----- SOURCE RECORDS

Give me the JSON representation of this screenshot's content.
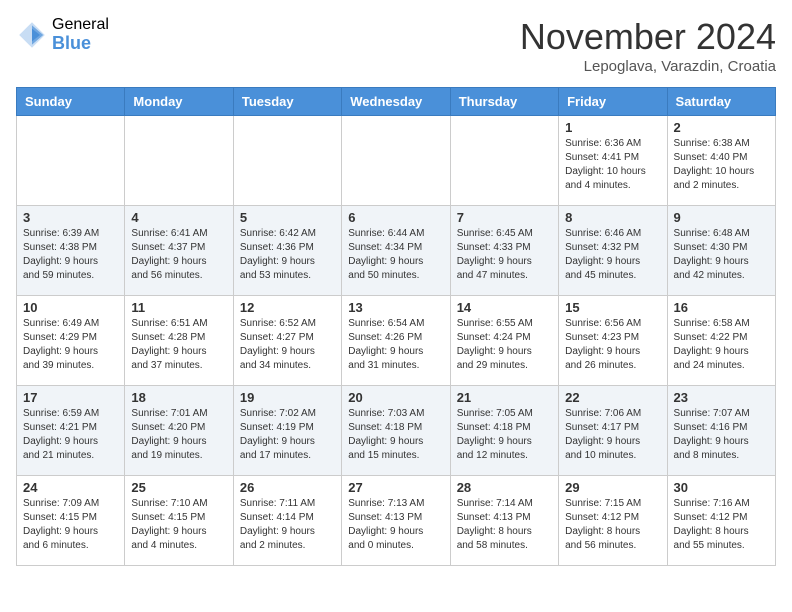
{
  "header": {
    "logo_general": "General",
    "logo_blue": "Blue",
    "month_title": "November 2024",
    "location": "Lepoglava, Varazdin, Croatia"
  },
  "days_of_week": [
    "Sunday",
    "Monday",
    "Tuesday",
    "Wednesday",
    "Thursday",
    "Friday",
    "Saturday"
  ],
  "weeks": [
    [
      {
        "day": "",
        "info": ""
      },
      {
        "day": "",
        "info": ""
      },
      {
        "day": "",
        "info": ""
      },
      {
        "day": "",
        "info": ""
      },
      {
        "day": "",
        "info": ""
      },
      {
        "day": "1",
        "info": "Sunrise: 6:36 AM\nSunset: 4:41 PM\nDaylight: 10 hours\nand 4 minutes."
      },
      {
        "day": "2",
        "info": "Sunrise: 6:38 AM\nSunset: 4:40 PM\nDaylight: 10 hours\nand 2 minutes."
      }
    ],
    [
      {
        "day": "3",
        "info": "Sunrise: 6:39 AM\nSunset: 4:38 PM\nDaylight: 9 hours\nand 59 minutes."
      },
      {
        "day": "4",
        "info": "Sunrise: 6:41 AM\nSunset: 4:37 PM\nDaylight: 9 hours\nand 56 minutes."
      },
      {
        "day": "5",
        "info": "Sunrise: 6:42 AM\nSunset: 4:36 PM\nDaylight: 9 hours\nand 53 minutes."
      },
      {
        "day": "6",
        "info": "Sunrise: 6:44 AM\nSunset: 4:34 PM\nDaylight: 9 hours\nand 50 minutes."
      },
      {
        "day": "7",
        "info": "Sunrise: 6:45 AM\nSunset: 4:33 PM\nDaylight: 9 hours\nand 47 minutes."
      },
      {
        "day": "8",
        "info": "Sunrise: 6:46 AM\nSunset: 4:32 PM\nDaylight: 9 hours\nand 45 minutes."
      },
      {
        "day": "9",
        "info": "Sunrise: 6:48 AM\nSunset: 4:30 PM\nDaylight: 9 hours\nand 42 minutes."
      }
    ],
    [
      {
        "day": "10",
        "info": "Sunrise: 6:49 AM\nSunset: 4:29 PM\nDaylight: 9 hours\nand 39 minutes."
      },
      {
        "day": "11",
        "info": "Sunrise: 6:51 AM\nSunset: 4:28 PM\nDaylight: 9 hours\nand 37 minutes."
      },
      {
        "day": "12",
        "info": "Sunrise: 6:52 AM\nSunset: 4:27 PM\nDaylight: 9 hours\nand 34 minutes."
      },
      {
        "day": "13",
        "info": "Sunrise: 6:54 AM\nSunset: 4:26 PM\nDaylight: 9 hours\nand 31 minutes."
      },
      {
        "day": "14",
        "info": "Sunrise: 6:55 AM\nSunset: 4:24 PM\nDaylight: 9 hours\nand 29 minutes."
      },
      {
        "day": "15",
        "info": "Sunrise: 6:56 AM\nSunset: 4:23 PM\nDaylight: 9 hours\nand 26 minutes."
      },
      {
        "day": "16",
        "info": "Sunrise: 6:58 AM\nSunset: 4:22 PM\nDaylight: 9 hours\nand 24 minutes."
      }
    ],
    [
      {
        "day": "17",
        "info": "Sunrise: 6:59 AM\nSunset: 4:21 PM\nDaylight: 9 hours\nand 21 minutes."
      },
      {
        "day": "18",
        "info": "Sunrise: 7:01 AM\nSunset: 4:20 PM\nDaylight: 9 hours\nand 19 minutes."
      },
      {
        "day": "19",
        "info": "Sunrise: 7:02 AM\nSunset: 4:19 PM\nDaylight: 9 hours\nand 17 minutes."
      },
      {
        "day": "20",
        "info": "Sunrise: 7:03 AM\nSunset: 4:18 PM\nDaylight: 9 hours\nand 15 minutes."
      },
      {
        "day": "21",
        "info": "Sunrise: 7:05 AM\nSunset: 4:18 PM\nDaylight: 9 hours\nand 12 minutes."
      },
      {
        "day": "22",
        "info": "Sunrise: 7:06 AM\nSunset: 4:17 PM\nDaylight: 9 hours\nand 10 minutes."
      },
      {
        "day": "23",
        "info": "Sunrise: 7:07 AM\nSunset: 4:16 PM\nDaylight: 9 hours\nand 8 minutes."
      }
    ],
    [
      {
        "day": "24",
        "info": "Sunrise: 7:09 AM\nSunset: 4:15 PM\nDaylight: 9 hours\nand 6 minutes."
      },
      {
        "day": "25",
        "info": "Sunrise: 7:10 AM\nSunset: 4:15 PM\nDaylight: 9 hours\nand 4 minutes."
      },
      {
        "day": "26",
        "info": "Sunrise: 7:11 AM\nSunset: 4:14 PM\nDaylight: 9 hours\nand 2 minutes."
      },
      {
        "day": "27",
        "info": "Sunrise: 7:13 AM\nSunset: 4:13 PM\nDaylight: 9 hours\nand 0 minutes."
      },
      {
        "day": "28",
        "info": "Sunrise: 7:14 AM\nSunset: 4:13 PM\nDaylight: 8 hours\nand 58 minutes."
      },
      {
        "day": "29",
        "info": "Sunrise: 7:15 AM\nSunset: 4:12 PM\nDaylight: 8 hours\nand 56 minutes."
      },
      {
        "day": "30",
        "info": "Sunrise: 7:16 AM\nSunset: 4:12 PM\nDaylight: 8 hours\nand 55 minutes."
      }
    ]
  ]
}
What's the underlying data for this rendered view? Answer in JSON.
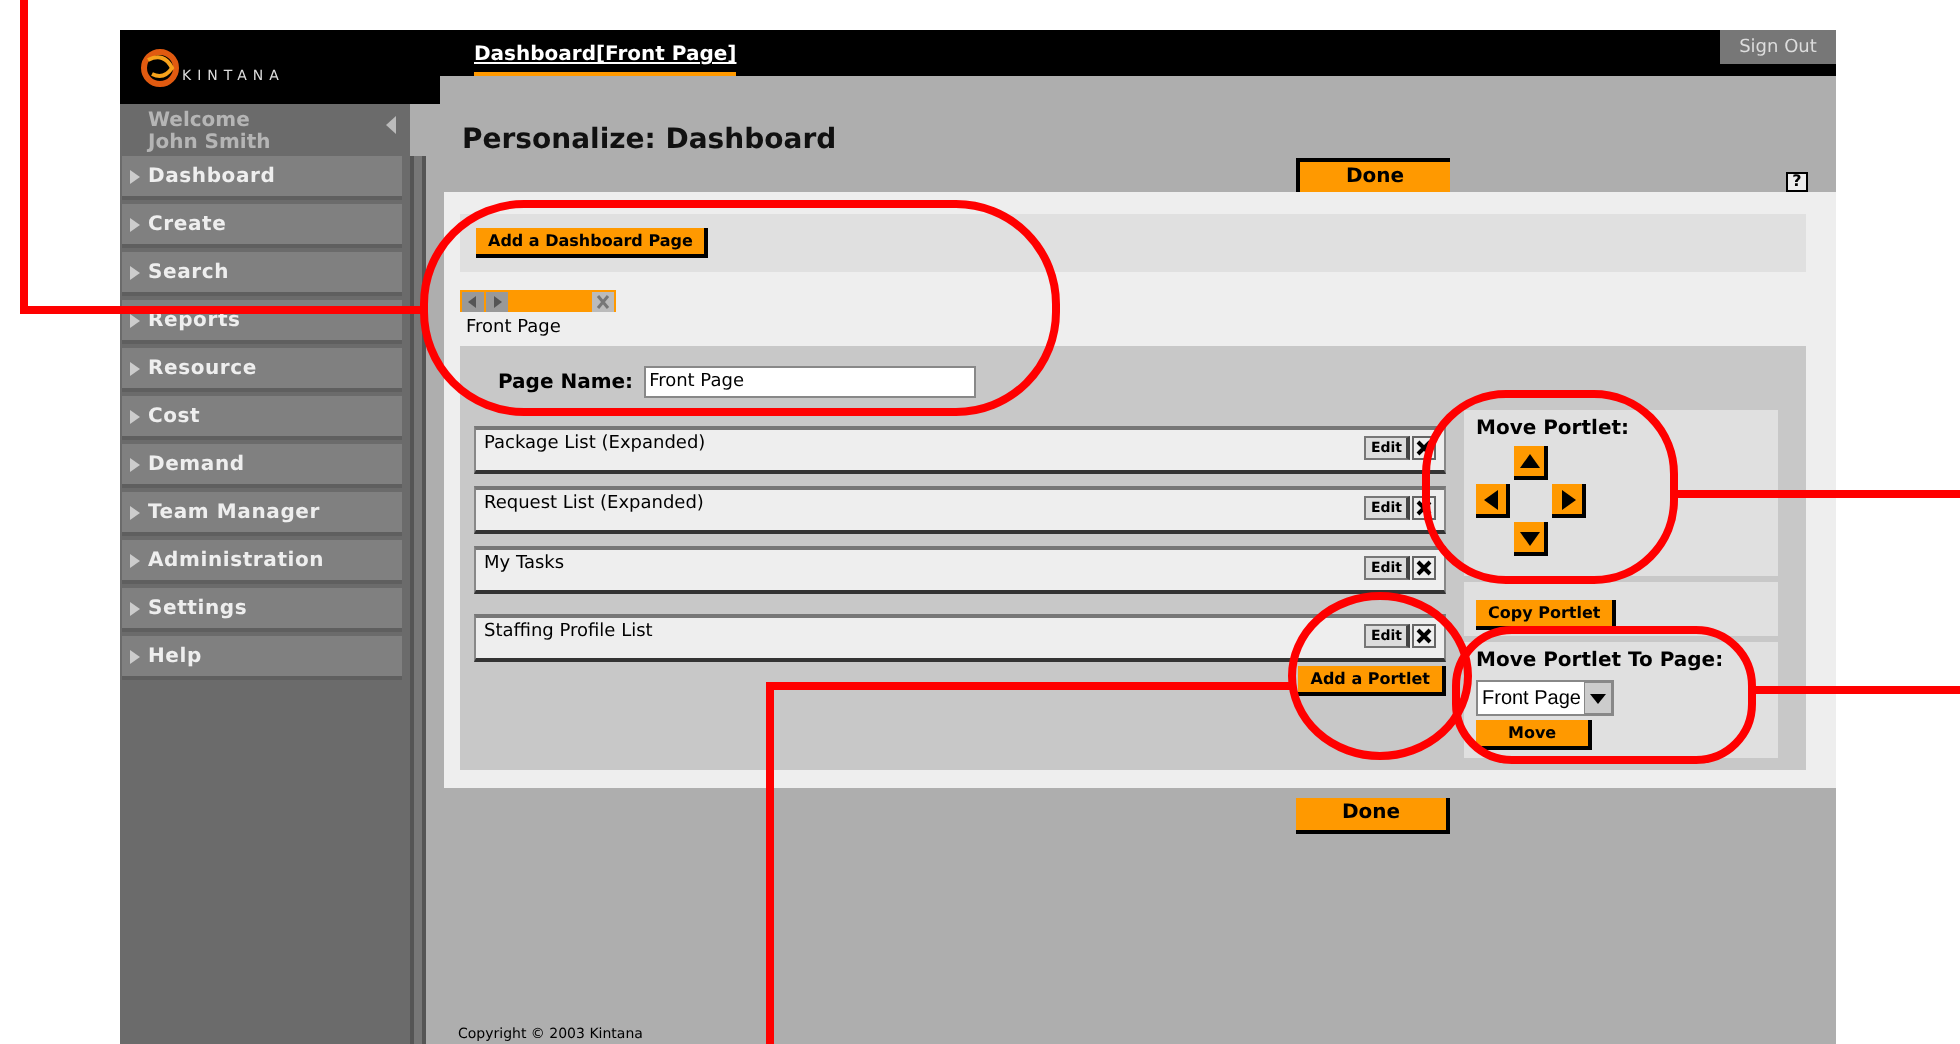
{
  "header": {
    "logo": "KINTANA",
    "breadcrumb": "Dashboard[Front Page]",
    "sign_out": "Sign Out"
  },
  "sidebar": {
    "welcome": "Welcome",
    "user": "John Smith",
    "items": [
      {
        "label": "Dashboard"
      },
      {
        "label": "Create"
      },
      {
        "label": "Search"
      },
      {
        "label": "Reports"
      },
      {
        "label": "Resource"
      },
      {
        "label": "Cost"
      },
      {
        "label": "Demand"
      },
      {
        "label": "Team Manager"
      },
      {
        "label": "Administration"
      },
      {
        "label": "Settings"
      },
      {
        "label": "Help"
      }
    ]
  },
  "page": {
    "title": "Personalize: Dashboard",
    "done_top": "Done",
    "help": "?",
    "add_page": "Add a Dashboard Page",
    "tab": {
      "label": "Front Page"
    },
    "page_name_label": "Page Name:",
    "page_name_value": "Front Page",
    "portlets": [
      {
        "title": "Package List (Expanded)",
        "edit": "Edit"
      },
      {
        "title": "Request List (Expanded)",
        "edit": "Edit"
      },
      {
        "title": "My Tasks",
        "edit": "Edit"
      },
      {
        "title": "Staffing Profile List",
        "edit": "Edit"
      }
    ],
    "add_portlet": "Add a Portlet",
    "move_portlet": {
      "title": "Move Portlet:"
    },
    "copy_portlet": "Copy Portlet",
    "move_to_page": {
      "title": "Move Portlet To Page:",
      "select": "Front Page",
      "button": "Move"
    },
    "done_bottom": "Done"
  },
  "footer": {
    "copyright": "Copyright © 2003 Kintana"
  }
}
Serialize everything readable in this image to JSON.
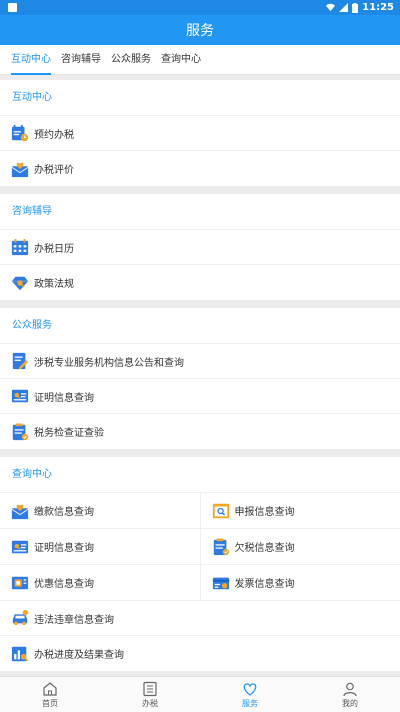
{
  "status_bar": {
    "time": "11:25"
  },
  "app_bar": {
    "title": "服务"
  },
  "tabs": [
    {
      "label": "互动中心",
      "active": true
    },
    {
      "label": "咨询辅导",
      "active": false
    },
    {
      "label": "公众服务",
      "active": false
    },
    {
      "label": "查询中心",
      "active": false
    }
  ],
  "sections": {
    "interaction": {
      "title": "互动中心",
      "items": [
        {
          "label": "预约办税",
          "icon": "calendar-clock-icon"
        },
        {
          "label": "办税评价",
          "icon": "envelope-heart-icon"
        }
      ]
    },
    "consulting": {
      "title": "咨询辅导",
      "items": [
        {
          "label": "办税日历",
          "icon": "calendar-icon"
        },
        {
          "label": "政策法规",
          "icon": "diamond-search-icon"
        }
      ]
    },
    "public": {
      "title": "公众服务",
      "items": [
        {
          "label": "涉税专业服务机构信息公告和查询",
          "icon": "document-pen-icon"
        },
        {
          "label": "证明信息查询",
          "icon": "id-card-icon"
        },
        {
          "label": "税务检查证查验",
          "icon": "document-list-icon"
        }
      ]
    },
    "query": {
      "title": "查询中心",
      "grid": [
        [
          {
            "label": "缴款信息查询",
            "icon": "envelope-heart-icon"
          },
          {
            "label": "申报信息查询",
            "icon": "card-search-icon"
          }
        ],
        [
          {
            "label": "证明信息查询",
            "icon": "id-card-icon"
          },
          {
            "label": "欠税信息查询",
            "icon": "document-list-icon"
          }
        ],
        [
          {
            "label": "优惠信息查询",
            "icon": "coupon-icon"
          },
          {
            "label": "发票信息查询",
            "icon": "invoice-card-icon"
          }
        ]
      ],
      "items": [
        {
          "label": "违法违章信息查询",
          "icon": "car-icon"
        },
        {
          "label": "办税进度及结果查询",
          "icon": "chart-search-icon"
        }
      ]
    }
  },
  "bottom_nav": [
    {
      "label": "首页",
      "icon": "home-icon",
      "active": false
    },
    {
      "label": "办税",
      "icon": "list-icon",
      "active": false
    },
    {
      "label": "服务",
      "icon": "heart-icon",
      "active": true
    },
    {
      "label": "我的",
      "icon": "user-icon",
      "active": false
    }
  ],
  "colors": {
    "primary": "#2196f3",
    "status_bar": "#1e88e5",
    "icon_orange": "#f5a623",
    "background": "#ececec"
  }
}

----------

* GOAL OF THE EXERCISE
What is the number of lines in these records that contain "card"? Reply with the number only.

* PROBLEM SOLUTION
4